--- start ---
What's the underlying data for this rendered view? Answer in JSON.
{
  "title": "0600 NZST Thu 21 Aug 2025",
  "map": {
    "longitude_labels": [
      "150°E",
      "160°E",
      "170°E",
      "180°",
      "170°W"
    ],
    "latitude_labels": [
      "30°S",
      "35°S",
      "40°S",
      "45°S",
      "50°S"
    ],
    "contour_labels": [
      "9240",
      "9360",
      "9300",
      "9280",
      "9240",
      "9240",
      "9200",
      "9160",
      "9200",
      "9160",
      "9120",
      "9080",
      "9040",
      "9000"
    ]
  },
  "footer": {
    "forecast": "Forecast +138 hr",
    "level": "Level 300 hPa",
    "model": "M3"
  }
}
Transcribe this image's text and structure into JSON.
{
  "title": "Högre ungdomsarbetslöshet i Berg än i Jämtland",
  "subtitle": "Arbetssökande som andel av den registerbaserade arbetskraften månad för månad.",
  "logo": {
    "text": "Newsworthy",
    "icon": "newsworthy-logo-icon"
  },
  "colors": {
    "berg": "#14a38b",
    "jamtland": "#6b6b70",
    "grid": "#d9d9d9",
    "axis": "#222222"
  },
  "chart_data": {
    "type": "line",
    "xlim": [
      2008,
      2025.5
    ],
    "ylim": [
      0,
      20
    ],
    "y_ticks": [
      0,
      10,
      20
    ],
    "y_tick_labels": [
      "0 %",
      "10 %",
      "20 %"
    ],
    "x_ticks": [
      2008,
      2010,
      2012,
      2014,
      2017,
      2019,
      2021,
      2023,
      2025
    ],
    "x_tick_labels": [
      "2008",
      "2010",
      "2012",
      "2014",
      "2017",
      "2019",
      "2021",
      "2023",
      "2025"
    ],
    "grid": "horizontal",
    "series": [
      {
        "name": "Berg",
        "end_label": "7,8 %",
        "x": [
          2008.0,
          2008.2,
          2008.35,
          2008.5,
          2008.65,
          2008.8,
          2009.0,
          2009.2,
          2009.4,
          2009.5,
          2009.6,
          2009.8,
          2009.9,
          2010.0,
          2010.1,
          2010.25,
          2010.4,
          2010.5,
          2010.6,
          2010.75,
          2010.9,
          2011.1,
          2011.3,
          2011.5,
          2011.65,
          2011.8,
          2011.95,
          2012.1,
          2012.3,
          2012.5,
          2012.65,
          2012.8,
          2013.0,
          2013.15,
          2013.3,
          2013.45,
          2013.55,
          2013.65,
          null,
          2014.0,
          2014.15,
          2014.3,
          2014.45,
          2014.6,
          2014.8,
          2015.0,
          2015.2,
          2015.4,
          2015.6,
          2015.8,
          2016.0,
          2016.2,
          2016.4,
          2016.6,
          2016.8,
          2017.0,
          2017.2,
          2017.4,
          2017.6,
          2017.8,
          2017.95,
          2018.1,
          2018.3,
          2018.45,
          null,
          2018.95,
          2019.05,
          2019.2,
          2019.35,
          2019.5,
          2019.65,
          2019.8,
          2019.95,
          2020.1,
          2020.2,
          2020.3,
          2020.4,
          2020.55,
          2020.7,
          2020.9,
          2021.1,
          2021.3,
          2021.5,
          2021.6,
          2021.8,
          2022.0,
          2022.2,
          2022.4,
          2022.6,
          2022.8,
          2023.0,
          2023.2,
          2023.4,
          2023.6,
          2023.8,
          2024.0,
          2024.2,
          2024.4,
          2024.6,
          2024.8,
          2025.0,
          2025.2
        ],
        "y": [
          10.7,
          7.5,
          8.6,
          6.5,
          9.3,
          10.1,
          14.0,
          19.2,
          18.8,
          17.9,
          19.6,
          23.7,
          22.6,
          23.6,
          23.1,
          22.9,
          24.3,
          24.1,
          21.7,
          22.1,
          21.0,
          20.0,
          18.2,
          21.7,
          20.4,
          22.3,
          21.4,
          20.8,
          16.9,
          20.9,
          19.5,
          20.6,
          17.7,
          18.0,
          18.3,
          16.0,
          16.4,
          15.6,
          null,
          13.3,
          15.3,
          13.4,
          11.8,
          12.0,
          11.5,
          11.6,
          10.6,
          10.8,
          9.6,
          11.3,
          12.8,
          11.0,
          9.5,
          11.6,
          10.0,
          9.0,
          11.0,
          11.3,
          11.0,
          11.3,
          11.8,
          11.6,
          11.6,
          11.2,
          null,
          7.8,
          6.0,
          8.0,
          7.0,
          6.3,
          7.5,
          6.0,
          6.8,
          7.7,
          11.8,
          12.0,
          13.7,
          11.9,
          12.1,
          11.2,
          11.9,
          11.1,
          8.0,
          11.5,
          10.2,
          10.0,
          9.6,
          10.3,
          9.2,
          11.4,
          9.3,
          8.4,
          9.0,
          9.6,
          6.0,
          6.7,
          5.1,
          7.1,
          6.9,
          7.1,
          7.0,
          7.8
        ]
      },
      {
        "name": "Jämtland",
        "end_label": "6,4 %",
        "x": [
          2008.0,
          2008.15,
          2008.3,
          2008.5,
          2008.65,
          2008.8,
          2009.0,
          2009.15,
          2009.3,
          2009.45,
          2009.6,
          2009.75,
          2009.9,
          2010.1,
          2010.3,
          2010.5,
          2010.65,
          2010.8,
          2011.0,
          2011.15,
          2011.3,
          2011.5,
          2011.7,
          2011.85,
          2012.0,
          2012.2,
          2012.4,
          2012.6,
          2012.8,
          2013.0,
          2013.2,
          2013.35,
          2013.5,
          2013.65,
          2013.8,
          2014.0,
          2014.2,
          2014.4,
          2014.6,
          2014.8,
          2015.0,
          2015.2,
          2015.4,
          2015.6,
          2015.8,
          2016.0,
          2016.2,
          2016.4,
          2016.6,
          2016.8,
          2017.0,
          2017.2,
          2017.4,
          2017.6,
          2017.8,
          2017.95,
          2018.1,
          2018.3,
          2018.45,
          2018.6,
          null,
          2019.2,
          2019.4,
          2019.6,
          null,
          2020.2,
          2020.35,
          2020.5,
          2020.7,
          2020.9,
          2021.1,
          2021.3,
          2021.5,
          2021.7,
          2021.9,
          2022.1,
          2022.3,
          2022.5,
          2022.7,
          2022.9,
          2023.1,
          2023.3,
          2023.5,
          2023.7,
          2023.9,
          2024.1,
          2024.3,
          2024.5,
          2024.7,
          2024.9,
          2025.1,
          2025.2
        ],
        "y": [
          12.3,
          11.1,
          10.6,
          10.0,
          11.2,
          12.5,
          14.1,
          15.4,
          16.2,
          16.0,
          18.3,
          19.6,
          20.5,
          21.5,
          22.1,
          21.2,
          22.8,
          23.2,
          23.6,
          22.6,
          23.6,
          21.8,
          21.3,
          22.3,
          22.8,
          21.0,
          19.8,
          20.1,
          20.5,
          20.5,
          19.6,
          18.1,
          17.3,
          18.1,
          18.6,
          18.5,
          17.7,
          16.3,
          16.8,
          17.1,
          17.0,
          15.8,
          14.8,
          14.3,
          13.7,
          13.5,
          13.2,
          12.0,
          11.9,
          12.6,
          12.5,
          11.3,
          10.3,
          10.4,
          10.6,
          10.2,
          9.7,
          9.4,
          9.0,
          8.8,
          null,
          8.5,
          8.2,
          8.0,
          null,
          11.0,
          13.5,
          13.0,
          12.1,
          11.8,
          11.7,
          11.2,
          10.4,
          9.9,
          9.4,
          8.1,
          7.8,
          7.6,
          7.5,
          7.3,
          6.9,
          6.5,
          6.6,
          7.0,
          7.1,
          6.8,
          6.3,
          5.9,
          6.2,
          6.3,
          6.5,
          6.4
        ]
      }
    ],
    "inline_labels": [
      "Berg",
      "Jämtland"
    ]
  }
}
--- end ---
Task goal: Extract each record, keeping it identical to the original.

Reply to the task:
What's the underlying data for this rendered view? Answer in JSON.
{
  "title": "0600 NZST Thu 21 Aug 2025",
  "map": {
    "longitude_labels": [
      "150°E",
      "160°E",
      "170°E",
      "180°",
      "170°W"
    ],
    "latitude_labels": [
      "30°S",
      "35°S",
      "40°S",
      "45°S",
      "50°S"
    ],
    "contour_labels": [
      "9240",
      "9360",
      "9300",
      "9280",
      "9240",
      "9240",
      "9200",
      "9160",
      "9200",
      "9160",
      "9120",
      "9080",
      "9040",
      "9000"
    ]
  },
  "footer": {
    "forecast": "Forecast +138 hr",
    "level": "Level 300 hPa",
    "model": "M3"
  }
}
Transcribe this image's text and structure into JSON.
{
  "title": "Högre ungdomsarbetslöshet i Berg än i Jämtland",
  "subtitle": "Arbetssökande som andel av den registerbaserade arbetskraften månad för månad.",
  "logo": {
    "text": "Newsworthy",
    "icon": "newsworthy-logo-icon"
  },
  "colors": {
    "berg": "#14a38b",
    "jamtland": "#6b6b70",
    "grid": "#d9d9d9",
    "axis": "#222222"
  },
  "chart_data": {
    "type": "line",
    "xlim": [
      2008,
      2025.5
    ],
    "ylim": [
      0,
      20
    ],
    "y_ticks": [
      0,
      10,
      20
    ],
    "y_tick_labels": [
      "0 %",
      "10 %",
      "20 %"
    ],
    "x_ticks": [
      2008,
      2010,
      2012,
      2014,
      2017,
      2019,
      2021,
      2023,
      2025
    ],
    "x_tick_labels": [
      "2008",
      "2010",
      "2012",
      "2014",
      "2017",
      "2019",
      "2021",
      "2023",
      "2025"
    ],
    "grid": "horizontal",
    "series": [
      {
        "name": "Berg",
        "end_label": "7,8 %",
        "x": [
          2008.0,
          2008.2,
          2008.35,
          2008.5,
          2008.65,
          2008.8,
          2009.0,
          2009.2,
          2009.4,
          2009.5,
          2009.6,
          2009.8,
          2009.9,
          2010.0,
          2010.1,
          2010.25,
          2010.4,
          2010.5,
          2010.6,
          2010.75,
          2010.9,
          2011.1,
          2011.3,
          2011.5,
          2011.65,
          2011.8,
          2011.95,
          2012.1,
          2012.3,
          2012.5,
          2012.65,
          2012.8,
          2013.0,
          2013.15,
          2013.3,
          2013.45,
          2013.55,
          2013.65,
          null,
          2014.0,
          2014.15,
          2014.3,
          2014.45,
          2014.6,
          2014.8,
          2015.0,
          2015.2,
          2015.4,
          2015.6,
          2015.8,
          2016.0,
          2016.2,
          2016.4,
          2016.6,
          2016.8,
          2017.0,
          2017.2,
          2017.4,
          2017.6,
          2017.8,
          2017.95,
          2018.1,
          2018.3,
          2018.45,
          null,
          2018.95,
          2019.05,
          2019.2,
          2019.35,
          2019.5,
          2019.65,
          2019.8,
          2019.95,
          2020.1,
          2020.2,
          2020.3,
          2020.4,
          2020.55,
          2020.7,
          2020.9,
          2021.1,
          2021.3,
          2021.5,
          2021.6,
          2021.8,
          2022.0,
          2022.2,
          2022.4,
          2022.6,
          2022.8,
          2023.0,
          2023.2,
          2023.4,
          2023.6,
          2023.8,
          2024.0,
          2024.2,
          2024.4,
          2024.6,
          2024.8,
          2025.0,
          2025.2
        ],
        "y": [
          10.7,
          7.5,
          8.6,
          6.5,
          9.3,
          10.1,
          14.0,
          19.2,
          18.8,
          17.9,
          19.6,
          23.7,
          22.6,
          23.6,
          23.1,
          22.9,
          24.3,
          24.1,
          21.7,
          22.1,
          21.0,
          20.0,
          18.2,
          21.7,
          20.4,
          22.3,
          21.4,
          20.8,
          16.9,
          20.9,
          19.5,
          20.6,
          17.7,
          18.0,
          18.3,
          16.0,
          16.4,
          15.6,
          null,
          13.3,
          15.3,
          13.4,
          11.8,
          12.0,
          11.5,
          11.6,
          10.6,
          10.8,
          9.6,
          11.3,
          12.8,
          11.0,
          9.5,
          11.6,
          10.0,
          9.0,
          11.0,
          11.3,
          11.0,
          11.3,
          11.8,
          11.6,
          11.6,
          11.2,
          null,
          7.8,
          6.0,
          8.0,
          7.0,
          6.3,
          7.5,
          6.0,
          6.8,
          7.7,
          11.8,
          12.0,
          13.7,
          11.9,
          12.1,
          11.2,
          11.9,
          11.1,
          8.0,
          11.5,
          10.2,
          10.0,
          9.6,
          10.3,
          9.2,
          11.4,
          9.3,
          8.4,
          9.0,
          9.6,
          6.0,
          6.7,
          5.1,
          7.1,
          6.9,
          7.1,
          7.0,
          7.8
        ]
      },
      {
        "name": "Jämtland",
        "end_label": "6,4 %",
        "x": [
          2008.0,
          2008.15,
          2008.3,
          2008.5,
          2008.65,
          2008.8,
          2009.0,
          2009.15,
          2009.3,
          2009.45,
          2009.6,
          2009.75,
          2009.9,
          2010.1,
          2010.3,
          2010.5,
          2010.65,
          2010.8,
          2011.0,
          2011.15,
          2011.3,
          2011.5,
          2011.7,
          2011.85,
          2012.0,
          2012.2,
          2012.4,
          2012.6,
          2012.8,
          2013.0,
          2013.2,
          2013.35,
          2013.5,
          2013.65,
          2013.8,
          2014.0,
          2014.2,
          2014.4,
          2014.6,
          2014.8,
          2015.0,
          2015.2,
          2015.4,
          2015.6,
          2015.8,
          2016.0,
          2016.2,
          2016.4,
          2016.6,
          2016.8,
          2017.0,
          2017.2,
          2017.4,
          2017.6,
          2017.8,
          2017.95,
          2018.1,
          2018.3,
          2018.45,
          2018.6,
          null,
          2019.2,
          2019.4,
          2019.6,
          null,
          2020.2,
          2020.35,
          2020.5,
          2020.7,
          2020.9,
          2021.1,
          2021.3,
          2021.5,
          2021.7,
          2021.9,
          2022.1,
          2022.3,
          2022.5,
          2022.7,
          2022.9,
          2023.1,
          2023.3,
          2023.5,
          2023.7,
          2023.9,
          2024.1,
          2024.3,
          2024.5,
          2024.7,
          2024.9,
          2025.1,
          2025.2
        ],
        "y": [
          12.3,
          11.1,
          10.6,
          10.0,
          11.2,
          12.5,
          14.1,
          15.4,
          16.2,
          16.0,
          18.3,
          19.6,
          20.5,
          21.5,
          22.1,
          21.2,
          22.8,
          23.2,
          23.6,
          22.6,
          23.6,
          21.8,
          21.3,
          22.3,
          22.8,
          21.0,
          19.8,
          20.1,
          20.5,
          20.5,
          19.6,
          18.1,
          17.3,
          18.1,
          18.6,
          18.5,
          17.7,
          16.3,
          16.8,
          17.1,
          17.0,
          15.8,
          14.8,
          14.3,
          13.7,
          13.5,
          13.2,
          12.0,
          11.9,
          12.6,
          12.5,
          11.3,
          10.3,
          10.4,
          10.6,
          10.2,
          9.7,
          9.4,
          9.0,
          8.8,
          null,
          8.5,
          8.2,
          8.0,
          null,
          11.0,
          13.5,
          13.0,
          12.1,
          11.8,
          11.7,
          11.2,
          10.4,
          9.9,
          9.4,
          8.1,
          7.8,
          7.6,
          7.5,
          7.3,
          6.9,
          6.5,
          6.6,
          7.0,
          7.1,
          6.8,
          6.3,
          5.9,
          6.2,
          6.3,
          6.5,
          6.4
        ]
      }
    ],
    "inline_labels": [
      "Berg",
      "Jämtland"
    ]
  }
}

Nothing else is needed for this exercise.